## START ENTRIES SUPPLIED
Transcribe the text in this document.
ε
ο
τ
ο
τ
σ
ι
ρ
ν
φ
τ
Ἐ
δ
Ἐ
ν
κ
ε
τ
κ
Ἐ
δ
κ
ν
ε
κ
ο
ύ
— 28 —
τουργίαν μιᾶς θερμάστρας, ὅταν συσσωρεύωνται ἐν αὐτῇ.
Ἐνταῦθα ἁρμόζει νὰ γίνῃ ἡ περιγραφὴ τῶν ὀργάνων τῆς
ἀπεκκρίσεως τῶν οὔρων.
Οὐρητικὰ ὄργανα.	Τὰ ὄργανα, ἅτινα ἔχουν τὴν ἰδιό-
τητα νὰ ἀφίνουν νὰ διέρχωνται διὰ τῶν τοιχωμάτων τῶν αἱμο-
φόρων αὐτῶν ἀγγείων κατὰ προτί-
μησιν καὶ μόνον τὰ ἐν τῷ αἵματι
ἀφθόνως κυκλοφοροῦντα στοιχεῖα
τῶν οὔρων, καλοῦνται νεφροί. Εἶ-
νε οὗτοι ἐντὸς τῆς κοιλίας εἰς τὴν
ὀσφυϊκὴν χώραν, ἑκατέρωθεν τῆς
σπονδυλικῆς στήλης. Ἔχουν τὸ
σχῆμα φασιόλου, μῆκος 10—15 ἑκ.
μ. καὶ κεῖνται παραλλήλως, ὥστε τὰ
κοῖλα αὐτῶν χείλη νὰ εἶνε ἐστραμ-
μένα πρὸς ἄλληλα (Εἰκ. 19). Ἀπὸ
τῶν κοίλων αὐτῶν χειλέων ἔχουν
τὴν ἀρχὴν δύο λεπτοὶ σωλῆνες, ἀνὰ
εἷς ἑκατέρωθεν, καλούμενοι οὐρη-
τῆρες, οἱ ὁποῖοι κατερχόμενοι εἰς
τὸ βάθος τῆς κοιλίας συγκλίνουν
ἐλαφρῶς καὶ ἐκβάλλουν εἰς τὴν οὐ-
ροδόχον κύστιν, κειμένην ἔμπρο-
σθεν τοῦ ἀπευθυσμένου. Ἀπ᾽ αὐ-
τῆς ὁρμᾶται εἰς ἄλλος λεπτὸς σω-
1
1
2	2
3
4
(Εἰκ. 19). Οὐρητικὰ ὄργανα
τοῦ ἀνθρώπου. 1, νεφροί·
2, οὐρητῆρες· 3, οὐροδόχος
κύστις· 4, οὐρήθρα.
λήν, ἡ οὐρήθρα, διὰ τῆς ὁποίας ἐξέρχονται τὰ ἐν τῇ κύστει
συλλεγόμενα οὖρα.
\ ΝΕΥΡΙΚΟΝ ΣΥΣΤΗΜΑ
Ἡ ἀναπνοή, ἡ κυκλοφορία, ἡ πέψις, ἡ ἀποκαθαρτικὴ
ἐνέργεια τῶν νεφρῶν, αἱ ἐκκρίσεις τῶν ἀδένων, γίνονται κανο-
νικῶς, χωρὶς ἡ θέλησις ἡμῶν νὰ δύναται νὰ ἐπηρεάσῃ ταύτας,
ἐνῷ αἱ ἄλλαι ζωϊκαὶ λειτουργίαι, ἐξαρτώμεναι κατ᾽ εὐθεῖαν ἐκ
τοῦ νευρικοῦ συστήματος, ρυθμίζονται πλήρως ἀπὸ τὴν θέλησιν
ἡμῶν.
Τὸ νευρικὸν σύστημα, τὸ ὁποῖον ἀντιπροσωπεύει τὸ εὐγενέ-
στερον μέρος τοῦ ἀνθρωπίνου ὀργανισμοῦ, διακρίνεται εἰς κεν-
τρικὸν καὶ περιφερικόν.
## END ENTRIES SUPPLIED
• TO BE DONE:
Return what is listed above, exactly and completely.

• REPLY:
Transcribe the text in this document.
ε
ο
τ
ο
τ
σ
ι
ρ
ν
φ
τ
Ἐ
δ
Ἐ
ν
κ
ε
τ
κ
Ἐ
δ
κ
ν
ε
κ
ο
ύ
— 28 —
τουργίαν μιᾶς θερμάστρας, ὅταν συσσωρεύωνται ἐν αὐτῇ.
Ἐνταῦθα ἁρμόζει νὰ γίνῃ ἡ περιγραφὴ τῶν ὀργάνων τῆς
ἀπεκκρίσεως τῶν οὔρων.
Οὐρητικὰ ὄργανα.	Τὰ ὄργανα, ἅτινα ἔχουν τὴν ἰδιό-
τητα νὰ ἀφίνουν νὰ διέρχωνται διὰ τῶν τοιχωμάτων τῶν αἱμο-
φόρων αὐτῶν ἀγγείων κατὰ προτί-
μησιν καὶ μόνον τὰ ἐν τῷ αἵματι
ἀφθόνως κυκλοφοροῦντα στοιχεῖα
τῶν οὔρων, καλοῦνται νεφροί. Εἶ-
νε οὗτοι ἐντὸς τῆς κοιλίας εἰς τὴν
ὀσφυϊκὴν χώραν, ἑκατέρωθεν τῆς
σπονδυλικῆς στήλης. Ἔχουν τὸ
σχῆμα φασιόλου, μῆκος 10—15 ἑκ.
μ. καὶ κεῖνται παραλλήλως, ὥστε τὰ
κοῖλα αὐτῶν χείλη νὰ εἶνε ἐστραμ-
μένα πρὸς ἄλληλα (Εἰκ. 19). Ἀπὸ
τῶν κοίλων αὐτῶν χειλέων ἔχουν
τὴν ἀρχὴν δύο λεπτοὶ σωλῆνες, ἀνὰ
εἷς ἑκατέρωθεν, καλούμενοι οὐρη-
τῆρες, οἱ ὁποῖοι κατερχόμενοι εἰς
τὸ βάθος τῆς κοιλίας συγκλίνουν
ἐλαφρῶς καὶ ἐκβάλλουν εἰς τὴν οὐ-
ροδόχον κύστιν, κειμένην ἔμπρο-
σθεν τοῦ ἀπευθυσμένου. Ἀπ᾽ αὐ-
τῆς ὁρμᾶται εἰς ἄλλος λεπτὸς σω-
1
1
2	2
3
4
(Εἰκ. 19). Οὐρητικὰ ὄργανα
τοῦ ἀνθρώπου. 1, νεφροί·
2, οὐρητῆρες· 3, οὐροδόχος
κύστις· 4, οὐρήθρα.
λήν, ἡ οὐρήθρα, διὰ τῆς ὁποίας ἐξέρχονται τὰ ἐν τῇ κύστει
συλλεγόμενα οὖρα.
\ ΝΕΥΡΙΚΟΝ ΣΥΣΤΗΜΑ
Ἡ ἀναπνοή, ἡ κυκλοφορία, ἡ πέψις, ἡ ἀποκαθαρτικὴ
ἐνέργεια τῶν νεφρῶν, αἱ ἐκκρίσεις τῶν ἀδένων, γίνονται κανο-
νικῶς, χωρὶς ἡ θέλησις ἡμῶν νὰ δύναται νὰ ἐπηρεάσῃ ταύτας,
ἐνῷ αἱ ἄλλαι ζωϊκαὶ λειτουργίαι, ἐξαρτώμεναι κατ᾽ εὐθεῖαν ἐκ
τοῦ νευρικοῦ συστήματος, ρυθμίζονται πλήρως ἀπὸ τὴν θέλησιν
ἡμῶν.
Τὸ νευρικὸν σύστημα, τὸ ὁποῖον ἀντιπροσωπεύει τὸ εὐγενέ-
στερον μέρος τοῦ ἀνθρωπίνου ὀργανισμοῦ, διακρίνεται εἰς κεν-
τρικὸν καὶ περιφερικόν.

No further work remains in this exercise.